*Task details*. Retype all of the entries word for word.

*Data section*.

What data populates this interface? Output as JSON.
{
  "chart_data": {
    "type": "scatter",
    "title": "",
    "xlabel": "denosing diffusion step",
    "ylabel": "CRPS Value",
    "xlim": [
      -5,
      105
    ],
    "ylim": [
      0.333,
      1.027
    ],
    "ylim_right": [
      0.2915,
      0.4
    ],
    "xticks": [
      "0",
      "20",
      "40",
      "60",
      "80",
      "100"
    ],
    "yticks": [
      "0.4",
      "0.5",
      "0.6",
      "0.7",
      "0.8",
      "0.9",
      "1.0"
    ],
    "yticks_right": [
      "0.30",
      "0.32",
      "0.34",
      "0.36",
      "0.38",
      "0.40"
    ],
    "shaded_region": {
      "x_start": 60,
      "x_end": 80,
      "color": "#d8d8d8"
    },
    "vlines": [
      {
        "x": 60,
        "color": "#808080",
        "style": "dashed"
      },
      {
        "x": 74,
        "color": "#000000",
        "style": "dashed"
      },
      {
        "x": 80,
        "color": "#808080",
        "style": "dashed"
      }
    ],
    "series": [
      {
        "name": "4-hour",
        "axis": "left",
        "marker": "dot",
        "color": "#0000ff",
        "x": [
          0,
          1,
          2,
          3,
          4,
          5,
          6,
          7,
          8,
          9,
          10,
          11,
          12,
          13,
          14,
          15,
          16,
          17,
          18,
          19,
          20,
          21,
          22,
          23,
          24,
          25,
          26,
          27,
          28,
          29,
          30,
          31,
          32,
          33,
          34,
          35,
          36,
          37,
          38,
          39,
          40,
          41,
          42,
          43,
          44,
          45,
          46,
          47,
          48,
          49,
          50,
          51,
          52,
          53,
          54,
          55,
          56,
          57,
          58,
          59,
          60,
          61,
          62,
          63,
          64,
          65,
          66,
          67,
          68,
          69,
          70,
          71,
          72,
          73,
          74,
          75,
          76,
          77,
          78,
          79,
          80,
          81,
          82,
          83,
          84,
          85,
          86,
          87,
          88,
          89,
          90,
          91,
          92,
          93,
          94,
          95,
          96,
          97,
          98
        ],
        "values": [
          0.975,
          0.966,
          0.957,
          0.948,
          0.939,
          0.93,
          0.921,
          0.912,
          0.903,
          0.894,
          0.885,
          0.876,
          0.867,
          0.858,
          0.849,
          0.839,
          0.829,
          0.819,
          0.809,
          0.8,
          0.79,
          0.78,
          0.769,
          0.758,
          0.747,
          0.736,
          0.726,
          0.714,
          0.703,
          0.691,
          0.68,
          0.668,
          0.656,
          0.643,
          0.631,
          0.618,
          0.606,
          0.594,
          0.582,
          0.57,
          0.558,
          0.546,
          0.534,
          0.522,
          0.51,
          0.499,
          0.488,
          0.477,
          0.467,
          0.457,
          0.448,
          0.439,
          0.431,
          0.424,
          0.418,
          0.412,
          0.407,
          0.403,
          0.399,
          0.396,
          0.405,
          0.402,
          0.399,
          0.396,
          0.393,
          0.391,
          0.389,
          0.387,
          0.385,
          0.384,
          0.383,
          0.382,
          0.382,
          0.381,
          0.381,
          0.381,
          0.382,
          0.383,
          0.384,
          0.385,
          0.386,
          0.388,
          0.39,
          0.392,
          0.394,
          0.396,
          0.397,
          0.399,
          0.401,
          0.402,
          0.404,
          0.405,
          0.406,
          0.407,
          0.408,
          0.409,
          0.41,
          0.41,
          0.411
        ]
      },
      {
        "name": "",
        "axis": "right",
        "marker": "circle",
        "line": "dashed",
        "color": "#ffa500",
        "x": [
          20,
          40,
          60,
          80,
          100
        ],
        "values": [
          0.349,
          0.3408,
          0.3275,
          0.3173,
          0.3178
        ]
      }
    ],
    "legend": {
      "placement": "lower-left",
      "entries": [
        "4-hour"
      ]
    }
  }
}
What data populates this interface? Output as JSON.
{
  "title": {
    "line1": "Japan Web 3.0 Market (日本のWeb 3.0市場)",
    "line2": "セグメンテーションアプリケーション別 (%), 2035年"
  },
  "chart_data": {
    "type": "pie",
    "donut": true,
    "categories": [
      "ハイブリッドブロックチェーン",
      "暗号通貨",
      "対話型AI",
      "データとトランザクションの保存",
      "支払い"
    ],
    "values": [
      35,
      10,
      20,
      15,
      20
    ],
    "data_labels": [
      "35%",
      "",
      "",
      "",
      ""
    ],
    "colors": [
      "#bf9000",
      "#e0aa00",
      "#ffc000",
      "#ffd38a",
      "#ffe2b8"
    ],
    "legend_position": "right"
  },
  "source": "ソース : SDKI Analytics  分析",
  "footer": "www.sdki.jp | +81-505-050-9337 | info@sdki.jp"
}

*In response*.
What data populates this interface? Output as JSON.
{
  "chart_data": {
    "type": "scatter",
    "title": "",
    "xlabel": "denosing diffusion step",
    "ylabel": "CRPS Value",
    "xlim": [
      -5,
      105
    ],
    "ylim": [
      0.333,
      1.027
    ],
    "ylim_right": [
      0.2915,
      0.4
    ],
    "xticks": [
      "0",
      "20",
      "40",
      "60",
      "80",
      "100"
    ],
    "yticks": [
      "0.4",
      "0.5",
      "0.6",
      "0.7",
      "0.8",
      "0.9",
      "1.0"
    ],
    "yticks_right": [
      "0.30",
      "0.32",
      "0.34",
      "0.36",
      "0.38",
      "0.40"
    ],
    "shaded_region": {
      "x_start": 60,
      "x_end": 80,
      "color": "#d8d8d8"
    },
    "vlines": [
      {
        "x": 60,
        "color": "#808080",
        "style": "dashed"
      },
      {
        "x": 74,
        "color": "#000000",
        "style": "dashed"
      },
      {
        "x": 80,
        "color": "#808080",
        "style": "dashed"
      }
    ],
    "series": [
      {
        "name": "4-hour",
        "axis": "left",
        "marker": "dot",
        "color": "#0000ff",
        "x": [
          0,
          1,
          2,
          3,
          4,
          5,
          6,
          7,
          8,
          9,
          10,
          11,
          12,
          13,
          14,
          15,
          16,
          17,
          18,
          19,
          20,
          21,
          22,
          23,
          24,
          25,
          26,
          27,
          28,
          29,
          30,
          31,
          32,
          33,
          34,
          35,
          36,
          37,
          38,
          39,
          40,
          41,
          42,
          43,
          44,
          45,
          46,
          47,
          48,
          49,
          50,
          51,
          52,
          53,
          54,
          55,
          56,
          57,
          58,
          59,
          60,
          61,
          62,
          63,
          64,
          65,
          66,
          67,
          68,
          69,
          70,
          71,
          72,
          73,
          74,
          75,
          76,
          77,
          78,
          79,
          80,
          81,
          82,
          83,
          84,
          85,
          86,
          87,
          88,
          89,
          90,
          91,
          92,
          93,
          94,
          95,
          96,
          97,
          98
        ],
        "values": [
          0.975,
          0.966,
          0.957,
          0.948,
          0.939,
          0.93,
          0.921,
          0.912,
          0.903,
          0.894,
          0.885,
          0.876,
          0.867,
          0.858,
          0.849,
          0.839,
          0.829,
          0.819,
          0.809,
          0.8,
          0.79,
          0.78,
          0.769,
          0.758,
          0.747,
          0.736,
          0.726,
          0.714,
          0.703,
          0.691,
          0.68,
          0.668,
          0.656,
          0.643,
          0.631,
          0.618,
          0.606,
          0.594,
          0.582,
          0.57,
          0.558,
          0.546,
          0.534,
          0.522,
          0.51,
          0.499,
          0.488,
          0.477,
          0.467,
          0.457,
          0.448,
          0.439,
          0.431,
          0.424,
          0.418,
          0.412,
          0.407,
          0.403,
          0.399,
          0.396,
          0.405,
          0.402,
          0.399,
          0.396,
          0.393,
          0.391,
          0.389,
          0.387,
          0.385,
          0.384,
          0.383,
          0.382,
          0.382,
          0.381,
          0.381,
          0.381,
          0.382,
          0.383,
          0.384,
          0.385,
          0.386,
          0.388,
          0.39,
          0.392,
          0.394,
          0.396,
          0.397,
          0.399,
          0.401,
          0.402,
          0.404,
          0.405,
          0.406,
          0.407,
          0.408,
          0.409,
          0.41,
          0.41,
          0.411
        ]
      },
      {
        "name": "",
        "axis": "right",
        "marker": "circle",
        "line": "dashed",
        "color": "#ffa500",
        "x": [
          20,
          40,
          60,
          80,
          100
        ],
        "values": [
          0.349,
          0.3408,
          0.3275,
          0.3173,
          0.3178
        ]
      }
    ],
    "legend": {
      "placement": "lower-left",
      "entries": [
        "4-hour"
      ]
    }
  }
}
What data populates this interface? Output as JSON.
{
  "title": {
    "line1": "Japan Web 3.0 Market (日本のWeb 3.0市場)",
    "line2": "セグメンテーションアプリケーション別 (%), 2035年"
  },
  "chart_data": {
    "type": "pie",
    "donut": true,
    "categories": [
      "ハイブリッドブロックチェーン",
      "暗号通貨",
      "対話型AI",
      "データとトランザクションの保存",
      "支払い"
    ],
    "values": [
      35,
      10,
      20,
      15,
      20
    ],
    "data_labels": [
      "35%",
      "",
      "",
      "",
      ""
    ],
    "colors": [
      "#bf9000",
      "#e0aa00",
      "#ffc000",
      "#ffd38a",
      "#ffe2b8"
    ],
    "legend_position": "right"
  },
  "source": "ソース : SDKI Analytics  分析",
  "footer": "www.sdki.jp | +81-505-050-9337 | info@sdki.jp"
}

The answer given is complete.